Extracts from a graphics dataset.
▼▼▼
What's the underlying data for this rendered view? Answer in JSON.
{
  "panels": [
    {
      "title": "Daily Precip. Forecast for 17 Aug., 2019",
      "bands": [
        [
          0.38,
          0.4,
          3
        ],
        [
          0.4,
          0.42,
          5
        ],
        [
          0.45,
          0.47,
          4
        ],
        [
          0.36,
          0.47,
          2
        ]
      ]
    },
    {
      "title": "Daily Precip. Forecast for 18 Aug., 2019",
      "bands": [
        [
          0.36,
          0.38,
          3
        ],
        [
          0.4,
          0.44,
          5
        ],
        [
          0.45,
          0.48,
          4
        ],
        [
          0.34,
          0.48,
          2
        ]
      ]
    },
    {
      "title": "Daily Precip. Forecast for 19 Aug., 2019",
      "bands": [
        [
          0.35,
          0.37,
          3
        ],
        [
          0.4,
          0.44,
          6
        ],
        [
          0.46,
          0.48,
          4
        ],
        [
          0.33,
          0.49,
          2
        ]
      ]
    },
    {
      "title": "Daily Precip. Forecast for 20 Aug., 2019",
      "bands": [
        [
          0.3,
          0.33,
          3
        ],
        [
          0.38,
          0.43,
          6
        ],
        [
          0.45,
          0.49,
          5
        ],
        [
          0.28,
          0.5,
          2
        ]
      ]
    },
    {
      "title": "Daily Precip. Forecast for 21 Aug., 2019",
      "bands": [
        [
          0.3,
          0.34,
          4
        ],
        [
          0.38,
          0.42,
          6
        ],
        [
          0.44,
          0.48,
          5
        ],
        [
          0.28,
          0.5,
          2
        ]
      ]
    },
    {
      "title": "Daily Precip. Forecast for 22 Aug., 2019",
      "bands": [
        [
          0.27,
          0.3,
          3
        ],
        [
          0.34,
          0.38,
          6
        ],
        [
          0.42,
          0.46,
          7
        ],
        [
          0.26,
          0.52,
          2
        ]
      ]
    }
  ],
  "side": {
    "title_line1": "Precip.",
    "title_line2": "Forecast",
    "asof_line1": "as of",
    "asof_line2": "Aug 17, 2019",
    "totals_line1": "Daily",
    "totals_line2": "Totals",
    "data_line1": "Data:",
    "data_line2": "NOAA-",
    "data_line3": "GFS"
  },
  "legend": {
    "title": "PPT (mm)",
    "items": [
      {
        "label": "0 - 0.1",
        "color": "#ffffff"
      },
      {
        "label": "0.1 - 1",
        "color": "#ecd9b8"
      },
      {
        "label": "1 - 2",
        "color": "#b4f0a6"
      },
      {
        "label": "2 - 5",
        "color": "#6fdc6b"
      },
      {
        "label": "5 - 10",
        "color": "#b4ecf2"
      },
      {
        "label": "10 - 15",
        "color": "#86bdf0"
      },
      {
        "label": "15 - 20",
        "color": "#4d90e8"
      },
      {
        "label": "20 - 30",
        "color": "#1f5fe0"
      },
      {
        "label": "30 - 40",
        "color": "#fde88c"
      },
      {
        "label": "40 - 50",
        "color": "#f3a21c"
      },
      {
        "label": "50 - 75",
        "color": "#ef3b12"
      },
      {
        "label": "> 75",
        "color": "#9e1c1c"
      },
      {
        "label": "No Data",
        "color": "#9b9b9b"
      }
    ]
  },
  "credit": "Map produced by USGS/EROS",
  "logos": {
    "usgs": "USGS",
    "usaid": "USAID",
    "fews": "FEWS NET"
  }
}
▲▲▲
▼▼▼
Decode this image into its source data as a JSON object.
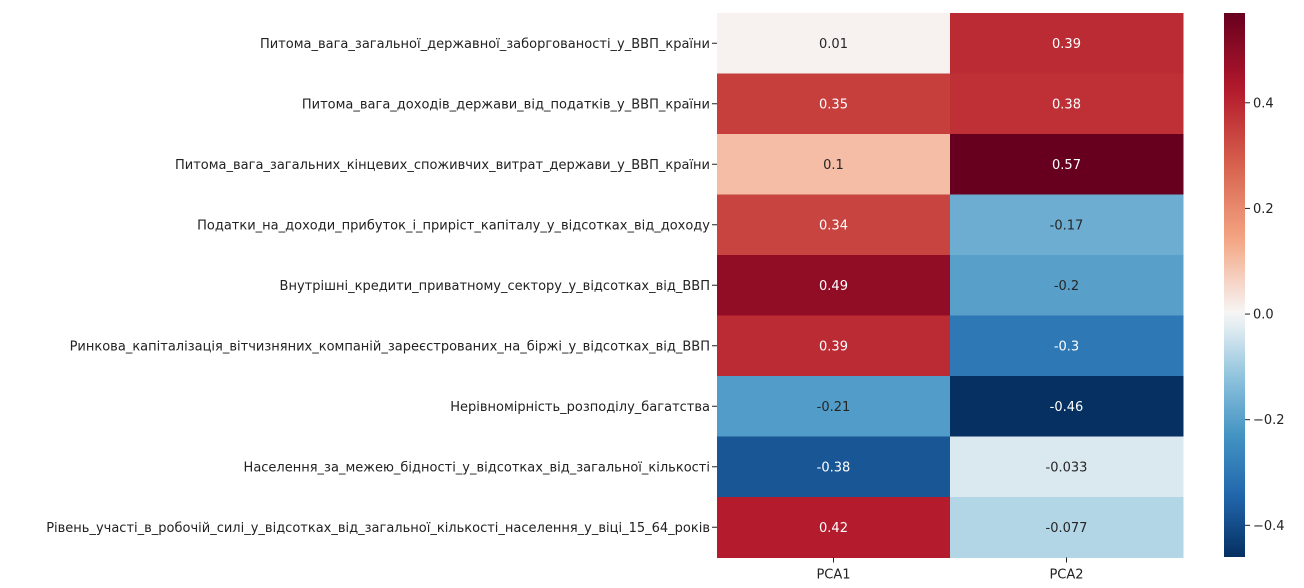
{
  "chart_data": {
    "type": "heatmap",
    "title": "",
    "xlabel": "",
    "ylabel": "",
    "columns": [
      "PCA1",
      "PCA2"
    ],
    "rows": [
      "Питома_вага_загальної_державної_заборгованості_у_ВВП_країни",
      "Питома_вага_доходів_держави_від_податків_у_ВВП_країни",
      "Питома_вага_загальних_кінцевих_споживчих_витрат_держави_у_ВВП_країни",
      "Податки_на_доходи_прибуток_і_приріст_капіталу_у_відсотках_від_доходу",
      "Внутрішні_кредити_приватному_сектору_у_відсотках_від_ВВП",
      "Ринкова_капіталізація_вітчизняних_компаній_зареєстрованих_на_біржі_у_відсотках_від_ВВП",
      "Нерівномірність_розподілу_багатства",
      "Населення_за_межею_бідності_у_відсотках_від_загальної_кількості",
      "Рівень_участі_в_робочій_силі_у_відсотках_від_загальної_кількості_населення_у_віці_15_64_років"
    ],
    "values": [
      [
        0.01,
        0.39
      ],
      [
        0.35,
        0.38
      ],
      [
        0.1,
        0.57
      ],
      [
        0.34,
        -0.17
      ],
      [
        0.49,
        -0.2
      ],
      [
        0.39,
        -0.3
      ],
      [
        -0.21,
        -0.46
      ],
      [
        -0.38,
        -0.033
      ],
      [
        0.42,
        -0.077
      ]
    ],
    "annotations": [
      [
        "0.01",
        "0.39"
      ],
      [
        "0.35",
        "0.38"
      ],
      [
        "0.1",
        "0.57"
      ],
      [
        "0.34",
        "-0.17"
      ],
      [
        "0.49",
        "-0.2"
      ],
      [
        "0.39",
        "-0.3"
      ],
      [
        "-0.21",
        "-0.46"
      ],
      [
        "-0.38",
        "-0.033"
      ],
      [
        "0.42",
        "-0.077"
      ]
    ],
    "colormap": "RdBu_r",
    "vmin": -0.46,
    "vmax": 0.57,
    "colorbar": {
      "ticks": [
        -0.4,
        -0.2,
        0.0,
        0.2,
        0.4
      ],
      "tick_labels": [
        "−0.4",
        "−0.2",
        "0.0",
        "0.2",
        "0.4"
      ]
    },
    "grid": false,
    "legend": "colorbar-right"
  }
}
▲▲▲
▼▼▼
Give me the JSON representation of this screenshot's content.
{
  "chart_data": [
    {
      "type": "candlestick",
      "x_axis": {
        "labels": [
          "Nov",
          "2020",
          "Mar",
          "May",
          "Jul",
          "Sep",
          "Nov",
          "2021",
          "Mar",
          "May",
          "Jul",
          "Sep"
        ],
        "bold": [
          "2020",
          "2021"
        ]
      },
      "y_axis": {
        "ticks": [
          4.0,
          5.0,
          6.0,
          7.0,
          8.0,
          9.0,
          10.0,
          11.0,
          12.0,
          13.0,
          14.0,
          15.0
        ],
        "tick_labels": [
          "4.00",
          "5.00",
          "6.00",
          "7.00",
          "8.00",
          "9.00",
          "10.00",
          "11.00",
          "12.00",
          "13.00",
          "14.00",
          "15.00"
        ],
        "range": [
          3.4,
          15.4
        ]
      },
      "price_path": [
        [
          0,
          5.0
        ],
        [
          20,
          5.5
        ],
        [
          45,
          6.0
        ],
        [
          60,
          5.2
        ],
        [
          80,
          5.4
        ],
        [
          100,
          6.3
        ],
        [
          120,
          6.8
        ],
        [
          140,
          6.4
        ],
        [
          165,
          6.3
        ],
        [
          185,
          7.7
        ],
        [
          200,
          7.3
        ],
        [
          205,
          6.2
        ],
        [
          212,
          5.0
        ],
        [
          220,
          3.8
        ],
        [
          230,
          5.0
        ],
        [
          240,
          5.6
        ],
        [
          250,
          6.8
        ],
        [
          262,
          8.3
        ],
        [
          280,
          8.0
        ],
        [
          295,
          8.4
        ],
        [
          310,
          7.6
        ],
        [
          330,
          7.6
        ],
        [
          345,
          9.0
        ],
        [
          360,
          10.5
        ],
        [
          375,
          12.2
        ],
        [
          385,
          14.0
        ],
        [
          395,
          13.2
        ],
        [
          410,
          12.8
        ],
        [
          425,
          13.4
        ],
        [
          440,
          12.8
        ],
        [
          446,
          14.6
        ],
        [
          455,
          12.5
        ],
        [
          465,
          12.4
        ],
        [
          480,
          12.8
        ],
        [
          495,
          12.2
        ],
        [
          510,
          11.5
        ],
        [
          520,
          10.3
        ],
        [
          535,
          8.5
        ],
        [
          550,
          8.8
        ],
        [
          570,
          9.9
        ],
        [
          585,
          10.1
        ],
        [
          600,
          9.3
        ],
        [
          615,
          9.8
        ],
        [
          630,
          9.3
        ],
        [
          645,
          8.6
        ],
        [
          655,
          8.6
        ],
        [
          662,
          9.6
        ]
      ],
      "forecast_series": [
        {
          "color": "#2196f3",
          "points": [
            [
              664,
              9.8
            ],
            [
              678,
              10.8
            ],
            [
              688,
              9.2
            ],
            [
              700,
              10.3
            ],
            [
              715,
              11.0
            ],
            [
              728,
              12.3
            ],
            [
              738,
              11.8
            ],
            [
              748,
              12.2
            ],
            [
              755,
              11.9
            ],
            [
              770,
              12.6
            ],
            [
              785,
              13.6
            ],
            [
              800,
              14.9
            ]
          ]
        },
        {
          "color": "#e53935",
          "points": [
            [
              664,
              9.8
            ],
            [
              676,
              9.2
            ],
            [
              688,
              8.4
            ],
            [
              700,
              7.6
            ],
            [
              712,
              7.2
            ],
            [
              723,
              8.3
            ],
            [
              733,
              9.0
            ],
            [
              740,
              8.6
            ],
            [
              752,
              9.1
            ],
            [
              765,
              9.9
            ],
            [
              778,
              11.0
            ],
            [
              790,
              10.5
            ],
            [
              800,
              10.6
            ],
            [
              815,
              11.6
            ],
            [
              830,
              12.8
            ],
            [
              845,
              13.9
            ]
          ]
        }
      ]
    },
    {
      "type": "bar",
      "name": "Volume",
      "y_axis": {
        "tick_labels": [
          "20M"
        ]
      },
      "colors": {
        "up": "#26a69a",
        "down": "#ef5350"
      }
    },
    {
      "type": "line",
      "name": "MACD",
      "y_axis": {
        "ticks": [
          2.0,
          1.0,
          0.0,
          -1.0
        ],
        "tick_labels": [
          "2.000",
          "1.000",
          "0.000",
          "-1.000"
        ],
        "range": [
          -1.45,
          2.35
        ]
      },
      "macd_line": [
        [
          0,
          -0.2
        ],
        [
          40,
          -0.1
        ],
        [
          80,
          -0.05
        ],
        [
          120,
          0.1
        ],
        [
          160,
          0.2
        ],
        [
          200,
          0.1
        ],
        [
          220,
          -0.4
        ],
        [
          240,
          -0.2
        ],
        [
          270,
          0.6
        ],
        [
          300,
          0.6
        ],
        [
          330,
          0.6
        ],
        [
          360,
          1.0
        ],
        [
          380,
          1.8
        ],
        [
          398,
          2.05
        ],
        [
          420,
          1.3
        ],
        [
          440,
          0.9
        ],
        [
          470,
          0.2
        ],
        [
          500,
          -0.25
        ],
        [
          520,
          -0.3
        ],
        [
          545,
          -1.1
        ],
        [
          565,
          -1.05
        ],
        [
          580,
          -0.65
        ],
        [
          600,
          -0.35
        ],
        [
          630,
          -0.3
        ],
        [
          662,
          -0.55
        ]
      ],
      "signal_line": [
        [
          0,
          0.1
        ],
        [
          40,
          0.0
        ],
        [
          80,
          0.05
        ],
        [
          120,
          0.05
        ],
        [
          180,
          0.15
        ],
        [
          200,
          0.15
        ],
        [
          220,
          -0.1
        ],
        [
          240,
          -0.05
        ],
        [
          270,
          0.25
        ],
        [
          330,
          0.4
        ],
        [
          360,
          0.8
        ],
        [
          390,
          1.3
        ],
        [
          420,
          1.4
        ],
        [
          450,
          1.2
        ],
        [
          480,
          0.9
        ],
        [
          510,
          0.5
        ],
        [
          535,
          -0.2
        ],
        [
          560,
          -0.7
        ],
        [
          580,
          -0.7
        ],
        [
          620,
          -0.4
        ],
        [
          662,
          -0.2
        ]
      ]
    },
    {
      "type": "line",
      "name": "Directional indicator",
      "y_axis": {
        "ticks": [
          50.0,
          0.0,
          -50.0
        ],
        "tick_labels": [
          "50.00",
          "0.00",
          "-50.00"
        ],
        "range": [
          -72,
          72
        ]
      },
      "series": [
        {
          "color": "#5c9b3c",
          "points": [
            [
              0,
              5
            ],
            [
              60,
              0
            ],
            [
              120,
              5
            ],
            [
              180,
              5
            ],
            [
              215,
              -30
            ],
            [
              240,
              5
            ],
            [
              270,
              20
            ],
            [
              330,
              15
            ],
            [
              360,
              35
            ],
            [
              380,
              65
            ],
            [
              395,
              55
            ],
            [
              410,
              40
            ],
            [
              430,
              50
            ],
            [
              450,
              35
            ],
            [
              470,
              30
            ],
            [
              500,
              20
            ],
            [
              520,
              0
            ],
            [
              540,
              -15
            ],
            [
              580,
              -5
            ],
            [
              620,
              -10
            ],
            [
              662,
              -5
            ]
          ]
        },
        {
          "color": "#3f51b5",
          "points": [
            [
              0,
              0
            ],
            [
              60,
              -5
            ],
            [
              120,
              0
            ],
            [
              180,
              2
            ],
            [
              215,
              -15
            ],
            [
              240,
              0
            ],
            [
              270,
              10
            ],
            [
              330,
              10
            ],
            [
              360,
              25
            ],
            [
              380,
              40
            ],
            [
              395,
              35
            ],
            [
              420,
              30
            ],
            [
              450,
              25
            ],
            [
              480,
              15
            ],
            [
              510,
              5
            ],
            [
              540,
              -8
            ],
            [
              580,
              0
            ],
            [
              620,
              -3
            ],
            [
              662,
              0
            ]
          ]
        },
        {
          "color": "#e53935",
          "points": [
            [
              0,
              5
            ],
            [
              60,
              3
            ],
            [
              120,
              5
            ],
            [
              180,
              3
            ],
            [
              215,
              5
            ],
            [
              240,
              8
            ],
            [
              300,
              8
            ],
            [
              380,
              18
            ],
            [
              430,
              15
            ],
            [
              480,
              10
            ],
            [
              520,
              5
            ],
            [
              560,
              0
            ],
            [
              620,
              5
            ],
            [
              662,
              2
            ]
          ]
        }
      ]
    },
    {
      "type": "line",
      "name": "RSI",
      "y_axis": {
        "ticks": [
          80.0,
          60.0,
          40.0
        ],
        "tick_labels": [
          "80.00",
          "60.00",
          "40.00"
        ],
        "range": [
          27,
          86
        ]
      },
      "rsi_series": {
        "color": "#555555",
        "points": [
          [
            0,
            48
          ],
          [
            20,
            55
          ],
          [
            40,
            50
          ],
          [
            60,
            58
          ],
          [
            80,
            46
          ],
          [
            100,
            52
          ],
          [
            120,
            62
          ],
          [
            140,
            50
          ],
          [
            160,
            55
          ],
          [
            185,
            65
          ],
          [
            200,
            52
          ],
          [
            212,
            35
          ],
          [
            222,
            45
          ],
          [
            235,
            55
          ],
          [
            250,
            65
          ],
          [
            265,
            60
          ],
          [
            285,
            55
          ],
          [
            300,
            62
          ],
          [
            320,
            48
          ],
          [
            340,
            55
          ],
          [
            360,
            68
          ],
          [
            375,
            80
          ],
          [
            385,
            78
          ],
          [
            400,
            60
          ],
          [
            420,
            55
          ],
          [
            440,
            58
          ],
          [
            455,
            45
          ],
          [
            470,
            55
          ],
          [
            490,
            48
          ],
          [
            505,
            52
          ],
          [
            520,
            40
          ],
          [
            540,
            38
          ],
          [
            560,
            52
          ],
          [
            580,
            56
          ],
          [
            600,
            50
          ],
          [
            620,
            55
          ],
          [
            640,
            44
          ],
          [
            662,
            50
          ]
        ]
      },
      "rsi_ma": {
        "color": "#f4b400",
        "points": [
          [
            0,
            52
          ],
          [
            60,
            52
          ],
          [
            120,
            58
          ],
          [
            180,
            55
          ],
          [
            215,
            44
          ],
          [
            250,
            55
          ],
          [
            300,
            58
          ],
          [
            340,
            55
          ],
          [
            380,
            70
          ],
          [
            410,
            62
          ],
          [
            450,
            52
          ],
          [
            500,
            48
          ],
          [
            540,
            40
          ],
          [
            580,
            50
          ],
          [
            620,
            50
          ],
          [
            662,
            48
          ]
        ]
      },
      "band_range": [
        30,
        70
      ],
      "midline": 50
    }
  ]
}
▲▲▲
Task details. Within the material above, find the lines that contain the word "Precip"; copy them.

Finished exercise.
      "title": "Daily Precip. Forecast for 17 Aug., 2019",
      "title": "Daily Precip. Forecast for 18 Aug., 2019",
      "title": "Daily Precip. Forecast for 19 Aug., 2019",
      "title": "Daily Precip. Forecast for 20 Aug., 2019",
      "title": "Daily Precip. Forecast for 21 Aug., 2019",
      "title": "Daily Precip. Forecast for 22 Aug., 2019",
    "title_line1": "Precip.",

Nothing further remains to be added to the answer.